> _ITEMS_:
::::::::::

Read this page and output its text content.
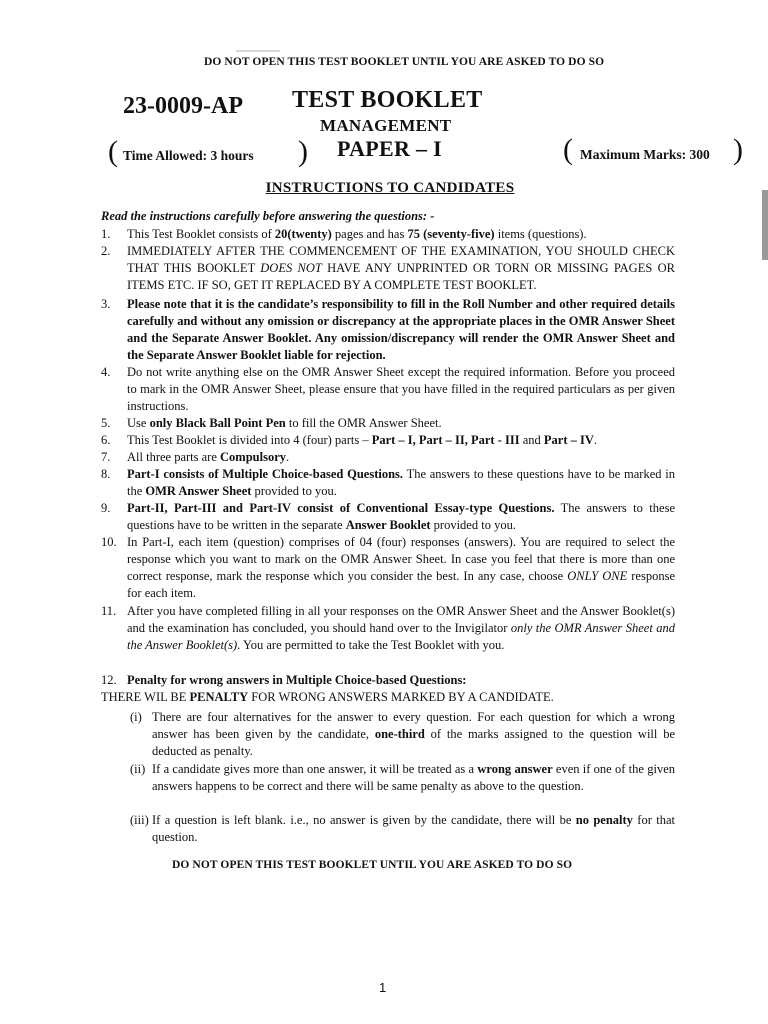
DO NOT OPEN THIS TEST BOOKLET UNTIL YOU ARE ASKED TO DO SO
23-0009-AP TEST BOOKLET
MANAGEMENT
PAPER – I
( Time Allowed: 3 hours )	( Maximum Marks: 300 )
INSTRUCTIONS TO CANDIDATES
Read the instructions carefully before answering the questions: -
1. This Test Booklet consists of 20(twenty) pages and has 75 (seventy-five) items (questions).
2. IMMEDIATELY AFTER THE COMMENCEMENT OF THE EXAMINATION, YOU SHOULD CHECK THAT THIS BOOKLET DOES NOT HAVE ANY UNPRINTED OR TORN OR MISSING PAGES OR ITEMS ETC. IF SO, GET IT REPLACED BY A COMPLETE TEST BOOKLET.
3. Please note that it is the candidate’s responsibility to fill in the Roll Number and other required details carefully and without any omission or discrepancy at the appropriate places in the OMR Answer Sheet and the Separate Answer Booklet. Any omission/discrepancy will render the OMR Answer Sheet and the Separate Answer Booklet liable for rejection.
4. Do not write anything else on the OMR Answer Sheet except the required information. Before you proceed to mark in the OMR Answer Sheet, please ensure that you have filled in the required particulars as per given instructions.
5. Use only Black Ball Point Pen to fill the OMR Answer Sheet.
6. This Test Booklet is divided into 4 (four) parts – Part – I, Part – II, Part - III and Part – IV.
7. All three parts are Compulsory.
8. Part-I consists of Multiple Choice-based Questions. The answers to these questions have to be marked in the OMR Answer Sheet provided to you.
9. Part-II, Part-III and Part-IV consist of Conventional Essay-type Questions. The answers to these questions have to be written in the separate Answer Booklet provided to you.
10. In Part-I, each item (question) comprises of 04 (four) responses (answers). You are required to select the response which you want to mark on the OMR Answer Sheet. In case you feel that there is more than one correct response, mark the response which you consider the best. In any case, choose ONLY ONE response for each item.
11. After you have completed filling in all your responses on the OMR Answer Sheet and the Answer Booklet(s) and the examination has concluded, you should hand over to the Invigilator only the OMR Answer Sheet and the Answer Booklet(s). You are permitted to take the Test Booklet with you.
12. Penalty for wrong answers in Multiple Choice-based Questions:
THERE WIL BE PENALTY FOR WRONG ANSWERS MARKED BY A CANDIDATE.
(i) There are four alternatives for the answer to every question. For each question for which a wrong answer has been given by the candidate, one-third of the marks assigned to the question will be deducted as penalty.
(ii) If a candidate gives more than one answer, it will be treated as a wrong answer even if one of the given answers happens to be correct and there will be same penalty as above to the question.
(iii) If a question is left blank. i.e., no answer is given by the candidate, there will be no penalty for that question.
DO NOT OPEN THIS TEST BOOKLET UNTIL YOU ARE ASKED TO DO SO
1
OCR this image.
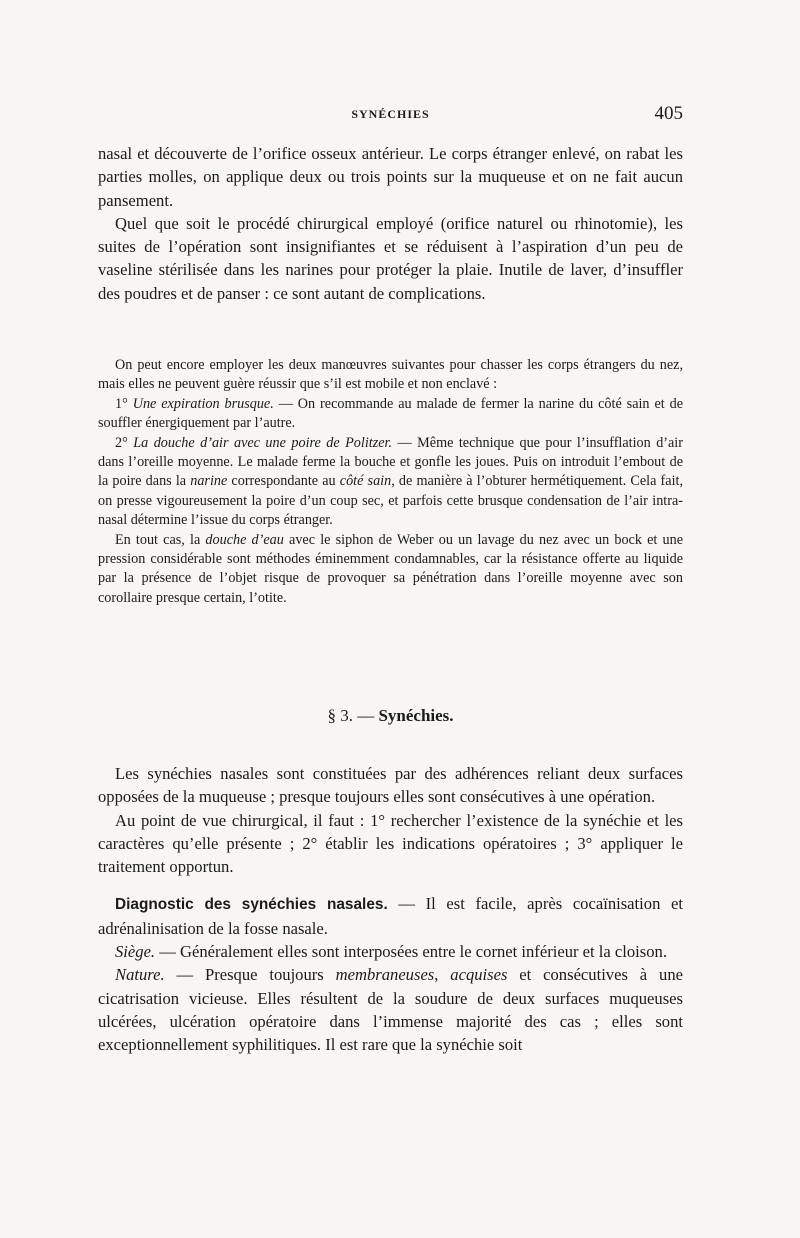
SYNÉCHIES	405

nasal et découverte de l’orifice osseux antérieur. Le corps étranger enlevé, on rabat les parties molles, on applique deux ou trois points sur la muqueuse et on ne fait aucun pansement.

Quel que soit le procédé chirurgical employé (orifice naturel ou rhinotomie), les suites de l’opération sont insignifiantes et se réduisent à l’aspiration d’un peu de vaseline stérilisée dans les narines pour protéger la plaie. Inutile de laver, d’insuffler des poudres et de panser : ce sont autant de complications.

On peut encore employer les deux manœuvres suivantes pour chasser les corps étrangers du nez, mais elles ne peuvent guère réussir que s’il est mobile et non enclavé :

1° Une expiration brusque. — On recommande au malade de fermer la narine du côté sain et de souffler énergiquement par l’autre.

2° La douche d’air avec une poire de Politzer. — Même technique que pour l’insufflation d’air dans l’oreille moyenne. Le malade ferme la bouche et gonfle les joues. Puis on introduit l’embout de la poire dans la narine correspondante au côté sain, de manière à l’obturer hermétiquement. Cela fait, on presse vigoureusement la poire d’un coup sec, et parfois cette brusque condensation de l’air intra-nasal détermine l’issue du corps étranger.

En tout cas, la douche d’eau avec le siphon de Weber ou un lavage du nez avec un bock et une pression considérable sont méthodes éminemment condamnables, car la résistance offerte au liquide par la présence de l’objet risque de provoquer sa pénétration dans l’oreille moyenne avec son corollaire presque certain, l’otite.

§ 3. — Synéchies.

Les synéchies nasales sont constituées par des adhérences reliant deux surfaces opposées de la muqueuse ; presque toujours elles sont consécutives à une opération.

Au point de vue chirurgical, il faut : 1° rechercher l’existence de la synéchie et les caractères qu’elle présente ; 2° établir les indications opératoires ; 3° appliquer le traitement opportun.

Diagnostic des synéchies nasales. — Il est facile, après cocaïnisation et adrénalinisation de la fosse nasale.

Siège. — Généralement elles sont interposées entre le cornet inférieur et la cloison.

Nature. — Presque toujours membraneuses, acquises et consécutives à une cicatrisation vicieuse. Elles résultent de la soudure de deux surfaces muqueuses ulcérées, ulcération opératoire dans l’immense majorité des cas ; elles sont exceptionnellement syphilitiques. Il est rare que la synéchie soit
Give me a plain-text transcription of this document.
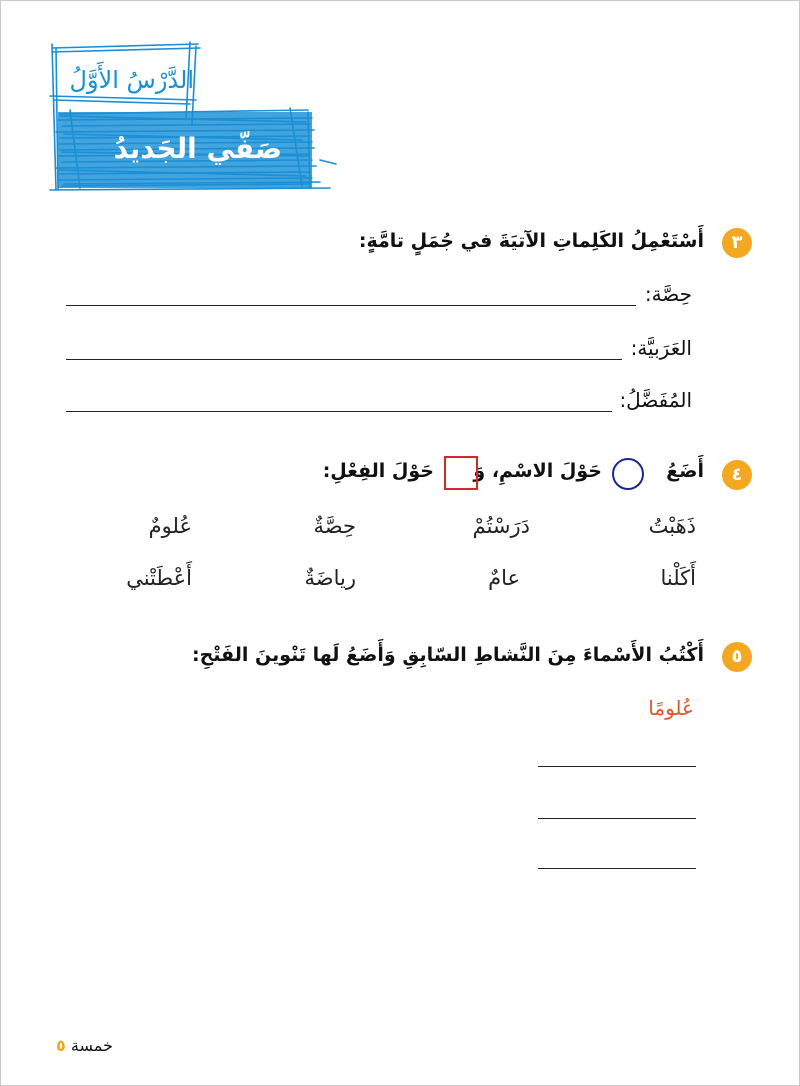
الدَّرْسُ الأَوَّلُ
صَفّي الجَديدُ
٣
أَسْتَعْمِلُ الكَلِماتِ الآتيَةَ في جُمَلٍ تامَّةٍ:
حِصَّة:
العَرَبيَّة:
المُفَضَّلُ:
٤
أَضَعُ
حَوْلَ الاسْمِ، وَ
حَوْلَ الفِعْلِ:
ذَهَبْتُ
دَرَسْتُمْ
حِصَّةٌ
عُلومٌ
أَكَلْنا
عامٌ
رياضَةٌ
أَعْطَتْني
٥
أَكْتُبُ الأَسْماءَ مِنَ النَّشاطِ السّابِقِ وَأَضَعُ لَها تَنْوينَ الفَتْحِ:
عُلومًا
خمسة ٥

::::::::::

> _INSTRUCTION_: Reproduce the entries above exactly. Do not include the images.

> _FULL RESPONSE_:
Read this page and output its text content.
DO NOT OPEN THIS TEST BOOKLET UNTIL YOU ARE ASKED TO DO SO
23-0009-AP TEST BOOKLET
MANAGEMENT
PAPER – I
( Time Allowed: 3 hours )	( Maximum Marks: 300 )
INSTRUCTIONS TO CANDIDATES
Read the instructions carefully before answering the questions: -
1. This Test Booklet consists of 20(twenty) pages and has 75 (seventy-five) items (questions).
2. IMMEDIATELY AFTER THE COMMENCEMENT OF THE EXAMINATION, YOU SHOULD CHECK THAT THIS BOOKLET DOES NOT HAVE ANY UNPRINTED OR TORN OR MISSING PAGES OR ITEMS ETC. IF SO, GET IT REPLACED BY A COMPLETE TEST BOOKLET.
3. Please note that it is the candidate’s responsibility to fill in the Roll Number and other required details carefully and without any omission or discrepancy at the appropriate places in the OMR Answer Sheet and the Separate Answer Booklet. Any omission/discrepancy will render the OMR Answer Sheet and the Separate Answer Booklet liable for rejection.
4. Do not write anything else on the OMR Answer Sheet except the required information. Before you proceed to mark in the OMR Answer Sheet, please ensure that you have filled in the required particulars as per given instructions.
5. Use only Black Ball Point Pen to fill the OMR Answer Sheet.
6. This Test Booklet is divided into 4 (four) parts – Part – I, Part – II, Part - III and Part – IV.
7. All three parts are Compulsory.
8. Part-I consists of Multiple Choice-based Questions. The answers to these questions have to be marked in the OMR Answer Sheet provided to you.
9. Part-II, Part-III and Part-IV consist of Conventional Essay-type Questions. The answers to these questions have to be written in the separate Answer Booklet provided to you.
10. In Part-I, each item (question) comprises of 04 (four) responses (answers). You are required to select the response which you want to mark on the OMR Answer Sheet. In case you feel that there is more than one correct response, mark the response which you consider the best. In any case, choose ONLY ONE response for each item.
11. After you have completed filling in all your responses on the OMR Answer Sheet and the Answer Booklet(s) and the examination has concluded, you should hand over to the Invigilator only the OMR Answer Sheet and the Answer Booklet(s). You are permitted to take the Test Booklet with you.
12. Penalty for wrong answers in Multiple Choice-based Questions:
THERE WIL BE PENALTY FOR WRONG ANSWERS MARKED BY A CANDIDATE.
(i) There are four alternatives for the answer to every question. For each question for which a wrong answer has been given by the candidate, one-third of the marks assigned to the question will be deducted as penalty.
(ii) If a candidate gives more than one answer, it will be treated as a wrong answer even if one of the given answers happens to be correct and there will be same penalty as above to the question.
(iii) If a question is left blank. i.e., no answer is given by the candidate, there will be no penalty for that question.
DO NOT OPEN THIS TEST BOOKLET UNTIL YOU ARE ASKED TO DO SO
1
OCR this image.
SYNÉCHIES	405

nasal et découverte de l’orifice osseux antérieur. Le corps étranger enlevé, on rabat les parties molles, on applique deux ou trois points sur la muqueuse et on ne fait aucun pansement.

Quel que soit le procédé chirurgical employé (orifice naturel ou rhinotomie), les suites de l’opération sont insignifiantes et se réduisent à l’aspiration d’un peu de vaseline stérilisée dans les narines pour protéger la plaie. Inutile de laver, d’insuffler des poudres et de panser : ce sont autant de complications.

On peut encore employer les deux manœuvres suivantes pour chasser les corps étrangers du nez, mais elles ne peuvent guère réussir que s’il est mobile et non enclavé :

1° Une expiration brusque. — On recommande au malade de fermer la narine du côté sain et de souffler énergiquement par l’autre.

2° La douche d’air avec une poire de Politzer. — Même technique que pour l’insufflation d’air dans l’oreille moyenne. Le malade ferme la bouche et gonfle les joues. Puis on introduit l’embout de la poire dans la narine correspondante au côté sain, de manière à l’obturer hermétiquement. Cela fait, on presse vigoureusement la poire d’un coup sec, et parfois cette brusque condensation de l’air intra-nasal détermine l’issue du corps étranger.

En tout cas, la douche d’eau avec le siphon de Weber ou un lavage du nez avec un bock et une pression considérable sont méthodes éminemment condamnables, car la résistance offerte au liquide par la présence de l’objet risque de provoquer sa pénétration dans l’oreille moyenne avec son corollaire presque certain, l’otite.

§ 3. — Synéchies.

Les synéchies nasales sont constituées par des adhérences reliant deux surfaces opposées de la muqueuse ; presque toujours elles sont consécutives à une opération.

Au point de vue chirurgical, il faut : 1° rechercher l’existence de la synéchie et les caractères qu’elle présente ; 2° établir les indications opératoires ; 3° appliquer le traitement opportun.

Diagnostic des synéchies nasales. — Il est facile, après cocaïnisation et adrénalinisation de la fosse nasale.

Siège. — Généralement elles sont interposées entre le cornet inférieur et la cloison.

Nature. — Presque toujours membraneuses, acquises et consécutives à une cicatrisation vicieuse. Elles résultent de la soudure de deux surfaces muqueuses ulcérées, ulcération opératoire dans l’immense majorité des cas ; elles sont exceptionnellement syphilitiques. Il est rare que la synéchie soit
Give me a plain-text transcription of this document.
الدَّرْسُ الأَوَّلُ
صَفّي الجَديدُ
٣
أَسْتَعْمِلُ الكَلِماتِ الآتيَةَ في جُمَلٍ تامَّةٍ:
حِصَّة:
العَرَبيَّة:
المُفَضَّلُ:
٤
أَضَعُ
حَوْلَ الاسْمِ، وَ
حَوْلَ الفِعْلِ:
ذَهَبْتُ
دَرَسْتُمْ
حِصَّةٌ
عُلومٌ
أَكَلْنا
عامٌ
رياضَةٌ
أَعْطَتْني
٥
أَكْتُبُ الأَسْماءَ مِنَ النَّشاطِ السّابِقِ وَأَضَعُ لَها تَنْوينَ الفَتْحِ:
عُلومًا
خمسة ٥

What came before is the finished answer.